The problem: Exactly reproduce the lines that follow.

[Items listed in a dataset]
========

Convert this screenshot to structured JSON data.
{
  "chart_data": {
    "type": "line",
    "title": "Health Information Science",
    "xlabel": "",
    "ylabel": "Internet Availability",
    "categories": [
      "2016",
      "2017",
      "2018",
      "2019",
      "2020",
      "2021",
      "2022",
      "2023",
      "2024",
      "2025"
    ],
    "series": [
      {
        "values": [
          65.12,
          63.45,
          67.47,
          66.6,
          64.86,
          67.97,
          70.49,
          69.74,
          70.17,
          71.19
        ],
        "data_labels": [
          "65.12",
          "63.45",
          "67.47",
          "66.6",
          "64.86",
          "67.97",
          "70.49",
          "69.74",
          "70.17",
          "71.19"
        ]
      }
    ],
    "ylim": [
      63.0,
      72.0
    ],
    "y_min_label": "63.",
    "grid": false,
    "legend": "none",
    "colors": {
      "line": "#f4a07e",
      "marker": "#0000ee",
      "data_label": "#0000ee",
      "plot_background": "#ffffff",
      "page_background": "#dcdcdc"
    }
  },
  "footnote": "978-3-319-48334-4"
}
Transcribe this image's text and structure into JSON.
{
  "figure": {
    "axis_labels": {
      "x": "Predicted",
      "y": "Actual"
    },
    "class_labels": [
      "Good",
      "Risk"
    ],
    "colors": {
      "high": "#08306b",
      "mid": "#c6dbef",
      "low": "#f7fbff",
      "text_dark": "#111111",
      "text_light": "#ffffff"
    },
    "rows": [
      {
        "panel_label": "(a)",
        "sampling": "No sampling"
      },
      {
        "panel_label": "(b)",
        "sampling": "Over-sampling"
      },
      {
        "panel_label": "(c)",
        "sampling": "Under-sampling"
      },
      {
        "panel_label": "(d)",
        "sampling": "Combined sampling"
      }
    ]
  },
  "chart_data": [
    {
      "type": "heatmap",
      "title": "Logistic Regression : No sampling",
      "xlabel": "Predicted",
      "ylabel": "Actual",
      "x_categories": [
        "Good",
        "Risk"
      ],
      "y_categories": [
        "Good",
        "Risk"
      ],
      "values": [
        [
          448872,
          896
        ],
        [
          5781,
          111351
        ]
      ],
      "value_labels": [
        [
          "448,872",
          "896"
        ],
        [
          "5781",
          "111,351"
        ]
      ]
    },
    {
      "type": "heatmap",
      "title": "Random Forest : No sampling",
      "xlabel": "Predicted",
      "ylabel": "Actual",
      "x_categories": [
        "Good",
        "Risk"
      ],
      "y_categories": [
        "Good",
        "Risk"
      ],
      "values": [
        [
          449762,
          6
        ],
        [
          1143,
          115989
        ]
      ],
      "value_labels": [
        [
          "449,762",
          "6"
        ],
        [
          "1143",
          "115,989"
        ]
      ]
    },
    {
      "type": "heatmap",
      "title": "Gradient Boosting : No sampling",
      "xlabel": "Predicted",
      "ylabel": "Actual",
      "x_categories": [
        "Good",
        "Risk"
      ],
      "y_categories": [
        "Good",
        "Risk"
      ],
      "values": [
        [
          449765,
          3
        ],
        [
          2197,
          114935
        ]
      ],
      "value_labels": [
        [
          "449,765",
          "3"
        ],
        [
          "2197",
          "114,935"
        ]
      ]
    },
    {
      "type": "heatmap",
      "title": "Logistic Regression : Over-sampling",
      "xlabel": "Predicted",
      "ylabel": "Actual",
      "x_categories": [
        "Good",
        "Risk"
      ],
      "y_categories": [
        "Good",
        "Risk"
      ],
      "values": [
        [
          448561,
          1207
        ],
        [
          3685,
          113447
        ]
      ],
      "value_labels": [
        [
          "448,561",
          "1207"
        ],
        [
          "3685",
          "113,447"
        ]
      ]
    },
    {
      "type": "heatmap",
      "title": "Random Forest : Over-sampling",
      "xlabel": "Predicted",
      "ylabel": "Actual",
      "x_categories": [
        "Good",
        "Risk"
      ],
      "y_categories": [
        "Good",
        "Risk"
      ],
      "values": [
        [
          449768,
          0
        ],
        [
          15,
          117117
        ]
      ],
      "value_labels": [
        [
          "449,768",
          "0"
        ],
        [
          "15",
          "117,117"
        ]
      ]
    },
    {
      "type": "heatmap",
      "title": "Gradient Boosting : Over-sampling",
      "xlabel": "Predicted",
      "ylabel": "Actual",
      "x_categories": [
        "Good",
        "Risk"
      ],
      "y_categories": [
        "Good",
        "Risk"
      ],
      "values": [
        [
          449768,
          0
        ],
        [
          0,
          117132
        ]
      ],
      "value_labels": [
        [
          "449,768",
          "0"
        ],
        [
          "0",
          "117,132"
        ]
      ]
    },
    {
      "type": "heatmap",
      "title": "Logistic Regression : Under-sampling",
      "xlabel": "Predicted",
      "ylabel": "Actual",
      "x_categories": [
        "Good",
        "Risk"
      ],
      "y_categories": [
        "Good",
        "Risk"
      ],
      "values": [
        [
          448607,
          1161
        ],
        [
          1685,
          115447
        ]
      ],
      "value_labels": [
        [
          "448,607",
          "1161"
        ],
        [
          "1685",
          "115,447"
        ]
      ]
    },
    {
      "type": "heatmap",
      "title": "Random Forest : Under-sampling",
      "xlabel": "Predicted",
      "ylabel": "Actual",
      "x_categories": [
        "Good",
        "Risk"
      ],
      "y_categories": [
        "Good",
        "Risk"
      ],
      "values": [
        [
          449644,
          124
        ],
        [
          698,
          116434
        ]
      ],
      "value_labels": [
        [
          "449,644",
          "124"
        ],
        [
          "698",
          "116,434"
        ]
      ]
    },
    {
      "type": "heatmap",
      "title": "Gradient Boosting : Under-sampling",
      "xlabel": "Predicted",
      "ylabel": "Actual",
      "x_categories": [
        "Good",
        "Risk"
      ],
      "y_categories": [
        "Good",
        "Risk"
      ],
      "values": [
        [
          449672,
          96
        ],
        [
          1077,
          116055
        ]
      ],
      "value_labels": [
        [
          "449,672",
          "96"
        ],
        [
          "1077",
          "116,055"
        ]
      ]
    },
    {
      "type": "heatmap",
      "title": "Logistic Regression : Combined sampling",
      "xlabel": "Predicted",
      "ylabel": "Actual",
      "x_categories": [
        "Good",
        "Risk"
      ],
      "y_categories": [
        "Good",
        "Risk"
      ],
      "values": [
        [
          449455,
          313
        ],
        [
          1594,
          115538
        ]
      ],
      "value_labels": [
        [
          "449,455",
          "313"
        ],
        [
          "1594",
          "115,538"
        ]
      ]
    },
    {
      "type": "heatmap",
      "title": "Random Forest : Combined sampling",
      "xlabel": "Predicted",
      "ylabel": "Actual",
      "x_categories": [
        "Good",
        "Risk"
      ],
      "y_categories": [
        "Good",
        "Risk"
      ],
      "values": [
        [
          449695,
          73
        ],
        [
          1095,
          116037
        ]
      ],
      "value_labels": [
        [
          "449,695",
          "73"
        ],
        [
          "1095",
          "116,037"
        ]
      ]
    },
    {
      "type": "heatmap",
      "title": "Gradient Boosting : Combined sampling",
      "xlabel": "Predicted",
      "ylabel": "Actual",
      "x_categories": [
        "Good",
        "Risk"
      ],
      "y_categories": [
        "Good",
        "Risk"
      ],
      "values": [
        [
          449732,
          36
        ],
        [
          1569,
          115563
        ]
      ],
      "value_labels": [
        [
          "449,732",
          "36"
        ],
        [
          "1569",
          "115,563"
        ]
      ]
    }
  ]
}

========

Answer to the exercise:
Convert this screenshot to structured JSON data.
{
  "chart_data": {
    "type": "line",
    "title": "Health Information Science",
    "xlabel": "",
    "ylabel": "Internet Availability",
    "categories": [
      "2016",
      "2017",
      "2018",
      "2019",
      "2020",
      "2021",
      "2022",
      "2023",
      "2024",
      "2025"
    ],
    "series": [
      {
        "values": [
          65.12,
          63.45,
          67.47,
          66.6,
          64.86,
          67.97,
          70.49,
          69.74,
          70.17,
          71.19
        ],
        "data_labels": [
          "65.12",
          "63.45",
          "67.47",
          "66.6",
          "64.86",
          "67.97",
          "70.49",
          "69.74",
          "70.17",
          "71.19"
        ]
      }
    ],
    "ylim": [
      63.0,
      72.0
    ],
    "y_min_label": "63.",
    "grid": false,
    "legend": "none",
    "colors": {
      "line": "#f4a07e",
      "marker": "#0000ee",
      "data_label": "#0000ee",
      "plot_background": "#ffffff",
      "page_background": "#dcdcdc"
    }
  },
  "footnote": "978-3-319-48334-4"
}
Transcribe this image's text and structure into JSON.
{
  "figure": {
    "axis_labels": {
      "x": "Predicted",
      "y": "Actual"
    },
    "class_labels": [
      "Good",
      "Risk"
    ],
    "colors": {
      "high": "#08306b",
      "mid": "#c6dbef",
      "low": "#f7fbff",
      "text_dark": "#111111",
      "text_light": "#ffffff"
    },
    "rows": [
      {
        "panel_label": "(a)",
        "sampling": "No sampling"
      },
      {
        "panel_label": "(b)",
        "sampling": "Over-sampling"
      },
      {
        "panel_label": "(c)",
        "sampling": "Under-sampling"
      },
      {
        "panel_label": "(d)",
        "sampling": "Combined sampling"
      }
    ]
  },
  "chart_data": [
    {
      "type": "heatmap",
      "title": "Logistic Regression : No sampling",
      "xlabel": "Predicted",
      "ylabel": "Actual",
      "x_categories": [
        "Good",
        "Risk"
      ],
      "y_categories": [
        "Good",
        "Risk"
      ],
      "values": [
        [
          448872,
          896
        ],
        [
          5781,
          111351
        ]
      ],
      "value_labels": [
        [
          "448,872",
          "896"
        ],
        [
          "5781",
          "111,351"
        ]
      ]
    },
    {
      "type": "heatmap",
      "title": "Random Forest : No sampling",
      "xlabel": "Predicted",
      "ylabel": "Actual",
      "x_categories": [
        "Good",
        "Risk"
      ],
      "y_categories": [
        "Good",
        "Risk"
      ],
      "values": [
        [
          449762,
          6
        ],
        [
          1143,
          115989
        ]
      ],
      "value_labels": [
        [
          "449,762",
          "6"
        ],
        [
          "1143",
          "115,989"
        ]
      ]
    },
    {
      "type": "heatmap",
      "title": "Gradient Boosting : No sampling",
      "xlabel": "Predicted",
      "ylabel": "Actual",
      "x_categories": [
        "Good",
        "Risk"
      ],
      "y_categories": [
        "Good",
        "Risk"
      ],
      "values": [
        [
          449765,
          3
        ],
        [
          2197,
          114935
        ]
      ],
      "value_labels": [
        [
          "449,765",
          "3"
        ],
        [
          "2197",
          "114,935"
        ]
      ]
    },
    {
      "type": "heatmap",
      "title": "Logistic Regression : Over-sampling",
      "xlabel": "Predicted",
      "ylabel": "Actual",
      "x_categories": [
        "Good",
        "Risk"
      ],
      "y_categories": [
        "Good",
        "Risk"
      ],
      "values": [
        [
          448561,
          1207
        ],
        [
          3685,
          113447
        ]
      ],
      "value_labels": [
        [
          "448,561",
          "1207"
        ],
        [
          "3685",
          "113,447"
        ]
      ]
    },
    {
      "type": "heatmap",
      "title": "Random Forest : Over-sampling",
      "xlabel": "Predicted",
      "ylabel": "Actual",
      "x_categories": [
        "Good",
        "Risk"
      ],
      "y_categories": [
        "Good",
        "Risk"
      ],
      "values": [
        [
          449768,
          0
        ],
        [
          15,
          117117
        ]
      ],
      "value_labels": [
        [
          "449,768",
          "0"
        ],
        [
          "15",
          "117,117"
        ]
      ]
    },
    {
      "type": "heatmap",
      "title": "Gradient Boosting : Over-sampling",
      "xlabel": "Predicted",
      "ylabel": "Actual",
      "x_categories": [
        "Good",
        "Risk"
      ],
      "y_categories": [
        "Good",
        "Risk"
      ],
      "values": [
        [
          449768,
          0
        ],
        [
          0,
          117132
        ]
      ],
      "value_labels": [
        [
          "449,768",
          "0"
        ],
        [
          "0",
          "117,132"
        ]
      ]
    },
    {
      "type": "heatmap",
      "title": "Logistic Regression : Under-sampling",
      "xlabel": "Predicted",
      "ylabel": "Actual",
      "x_categories": [
        "Good",
        "Risk"
      ],
      "y_categories": [
        "Good",
        "Risk"
      ],
      "values": [
        [
          448607,
          1161
        ],
        [
          1685,
          115447
        ]
      ],
      "value_labels": [
        [
          "448,607",
          "1161"
        ],
        [
          "1685",
          "115,447"
        ]
      ]
    },
    {
      "type": "heatmap",
      "title": "Random Forest : Under-sampling",
      "xlabel": "Predicted",
      "ylabel": "Actual",
      "x_categories": [
        "Good",
        "Risk"
      ],
      "y_categories": [
        "Good",
        "Risk"
      ],
      "values": [
        [
          449644,
          124
        ],
        [
          698,
          116434
        ]
      ],
      "value_labels": [
        [
          "449,644",
          "124"
        ],
        [
          "698",
          "116,434"
        ]
      ]
    },
    {
      "type": "heatmap",
      "title": "Gradient Boosting : Under-sampling",
      "xlabel": "Predicted",
      "ylabel": "Actual",
      "x_categories": [
        "Good",
        "Risk"
      ],
      "y_categories": [
        "Good",
        "Risk"
      ],
      "values": [
        [
          449672,
          96
        ],
        [
          1077,
          116055
        ]
      ],
      "value_labels": [
        [
          "449,672",
          "96"
        ],
        [
          "1077",
          "116,055"
        ]
      ]
    },
    {
      "type": "heatmap",
      "title": "Logistic Regression : Combined sampling",
      "xlabel": "Predicted",
      "ylabel": "Actual",
      "x_categories": [
        "Good",
        "Risk"
      ],
      "y_categories": [
        "Good",
        "Risk"
      ],
      "values": [
        [
          449455,
          313
        ],
        [
          1594,
          115538
        ]
      ],
      "value_labels": [
        [
          "449,455",
          "313"
        ],
        [
          "1594",
          "115,538"
        ]
      ]
    },
    {
      "type": "heatmap",
      "title": "Random Forest : Combined sampling",
      "xlabel": "Predicted",
      "ylabel": "Actual",
      "x_categories": [
        "Good",
        "Risk"
      ],
      "y_categories": [
        "Good",
        "Risk"
      ],
      "values": [
        [
          449695,
          73
        ],
        [
          1095,
          116037
        ]
      ],
      "value_labels": [
        [
          "449,695",
          "73"
        ],
        [
          "1095",
          "116,037"
        ]
      ]
    },
    {
      "type": "heatmap",
      "title": "Gradient Boosting : Combined sampling",
      "xlabel": "Predicted",
      "ylabel": "Actual",
      "x_categories": [
        "Good",
        "Risk"
      ],
      "y_categories": [
        "Good",
        "Risk"
      ],
      "values": [
        [
          449732,
          36
        ],
        [
          1569,
          115563
        ]
      ],
      "value_labels": [
        [
          "449,732",
          "36"
        ],
        [
          "1569",
          "115,563"
        ]
      ]
    }
  ]
}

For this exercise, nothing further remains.